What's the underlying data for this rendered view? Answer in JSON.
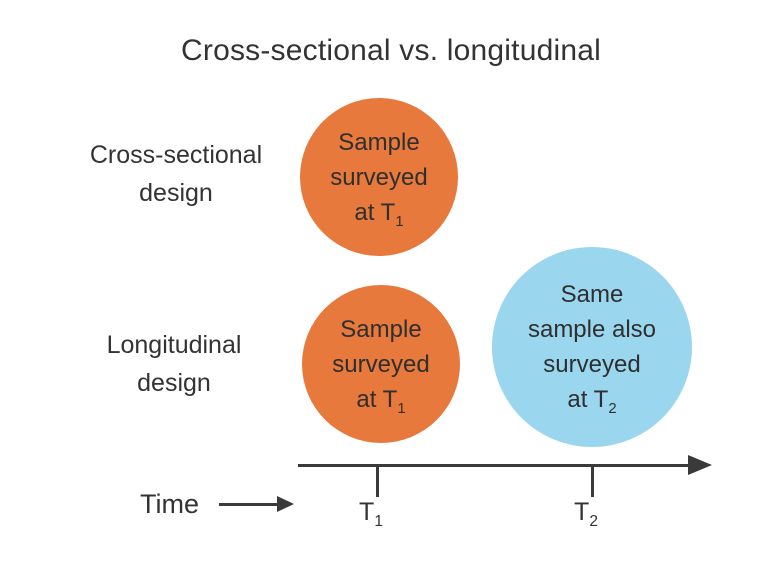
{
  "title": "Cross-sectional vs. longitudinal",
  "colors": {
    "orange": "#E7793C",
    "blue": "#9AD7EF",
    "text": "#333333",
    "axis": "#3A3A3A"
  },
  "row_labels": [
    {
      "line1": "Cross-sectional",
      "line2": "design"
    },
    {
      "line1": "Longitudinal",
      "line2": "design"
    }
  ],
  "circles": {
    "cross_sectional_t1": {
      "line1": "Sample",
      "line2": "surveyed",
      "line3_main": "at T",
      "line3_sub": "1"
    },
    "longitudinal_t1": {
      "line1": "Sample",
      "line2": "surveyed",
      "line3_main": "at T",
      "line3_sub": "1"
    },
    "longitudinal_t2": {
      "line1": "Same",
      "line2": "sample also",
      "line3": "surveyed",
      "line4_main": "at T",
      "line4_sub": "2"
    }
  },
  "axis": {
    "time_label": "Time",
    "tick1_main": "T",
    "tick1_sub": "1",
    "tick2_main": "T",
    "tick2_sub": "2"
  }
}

════════

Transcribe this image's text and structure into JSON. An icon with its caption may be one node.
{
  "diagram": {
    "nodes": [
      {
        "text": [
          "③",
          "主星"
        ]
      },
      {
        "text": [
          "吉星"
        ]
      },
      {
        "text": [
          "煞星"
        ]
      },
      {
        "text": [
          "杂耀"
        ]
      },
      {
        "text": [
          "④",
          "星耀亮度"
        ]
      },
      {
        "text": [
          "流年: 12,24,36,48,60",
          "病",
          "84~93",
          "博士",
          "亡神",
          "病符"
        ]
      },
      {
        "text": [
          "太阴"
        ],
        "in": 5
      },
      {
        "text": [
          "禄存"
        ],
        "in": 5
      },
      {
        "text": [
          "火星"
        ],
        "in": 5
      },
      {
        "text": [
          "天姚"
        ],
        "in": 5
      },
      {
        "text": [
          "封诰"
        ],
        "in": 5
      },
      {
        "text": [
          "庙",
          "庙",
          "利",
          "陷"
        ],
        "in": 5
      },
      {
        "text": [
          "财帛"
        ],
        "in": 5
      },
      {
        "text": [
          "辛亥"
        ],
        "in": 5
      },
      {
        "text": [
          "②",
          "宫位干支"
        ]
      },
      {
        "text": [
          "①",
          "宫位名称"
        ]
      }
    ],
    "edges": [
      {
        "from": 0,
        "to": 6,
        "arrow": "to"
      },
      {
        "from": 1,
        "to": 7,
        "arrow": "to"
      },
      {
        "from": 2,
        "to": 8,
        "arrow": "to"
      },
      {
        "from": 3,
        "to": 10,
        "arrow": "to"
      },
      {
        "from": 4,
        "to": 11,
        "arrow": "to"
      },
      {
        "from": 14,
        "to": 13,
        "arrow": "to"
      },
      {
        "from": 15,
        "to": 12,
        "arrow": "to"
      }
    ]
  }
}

════════

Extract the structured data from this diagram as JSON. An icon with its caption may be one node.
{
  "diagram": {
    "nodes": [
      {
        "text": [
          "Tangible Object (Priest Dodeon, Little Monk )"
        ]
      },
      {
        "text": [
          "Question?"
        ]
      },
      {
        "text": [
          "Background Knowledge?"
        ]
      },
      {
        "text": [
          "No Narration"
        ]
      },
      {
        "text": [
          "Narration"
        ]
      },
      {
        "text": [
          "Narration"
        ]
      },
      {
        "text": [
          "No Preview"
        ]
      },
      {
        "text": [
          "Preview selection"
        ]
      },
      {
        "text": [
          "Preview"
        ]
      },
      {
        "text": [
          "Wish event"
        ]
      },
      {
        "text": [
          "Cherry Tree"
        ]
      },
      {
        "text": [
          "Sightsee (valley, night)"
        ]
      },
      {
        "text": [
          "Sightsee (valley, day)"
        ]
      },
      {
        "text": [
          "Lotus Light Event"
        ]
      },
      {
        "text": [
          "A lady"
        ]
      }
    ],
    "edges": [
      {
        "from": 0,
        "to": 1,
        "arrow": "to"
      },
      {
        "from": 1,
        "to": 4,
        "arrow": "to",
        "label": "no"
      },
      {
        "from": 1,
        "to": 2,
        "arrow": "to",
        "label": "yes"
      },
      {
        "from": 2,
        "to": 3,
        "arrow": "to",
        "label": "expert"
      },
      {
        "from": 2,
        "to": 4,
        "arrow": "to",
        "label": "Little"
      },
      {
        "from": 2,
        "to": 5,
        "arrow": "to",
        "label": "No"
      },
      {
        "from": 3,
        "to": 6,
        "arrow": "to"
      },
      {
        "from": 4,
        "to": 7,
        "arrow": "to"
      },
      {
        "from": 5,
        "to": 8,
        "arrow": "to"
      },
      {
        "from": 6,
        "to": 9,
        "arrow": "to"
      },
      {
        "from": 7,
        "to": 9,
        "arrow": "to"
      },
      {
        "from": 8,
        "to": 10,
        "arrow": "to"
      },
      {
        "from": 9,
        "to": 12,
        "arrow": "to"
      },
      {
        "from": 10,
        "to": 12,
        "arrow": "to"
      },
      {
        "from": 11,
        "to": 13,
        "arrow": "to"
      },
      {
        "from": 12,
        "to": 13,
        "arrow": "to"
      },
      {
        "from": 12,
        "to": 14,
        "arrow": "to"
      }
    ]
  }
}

════════

- **Given problem**: Note how many lines of the material contain the string "icon". Then report that number by itself.

- **Exercise solution**: 2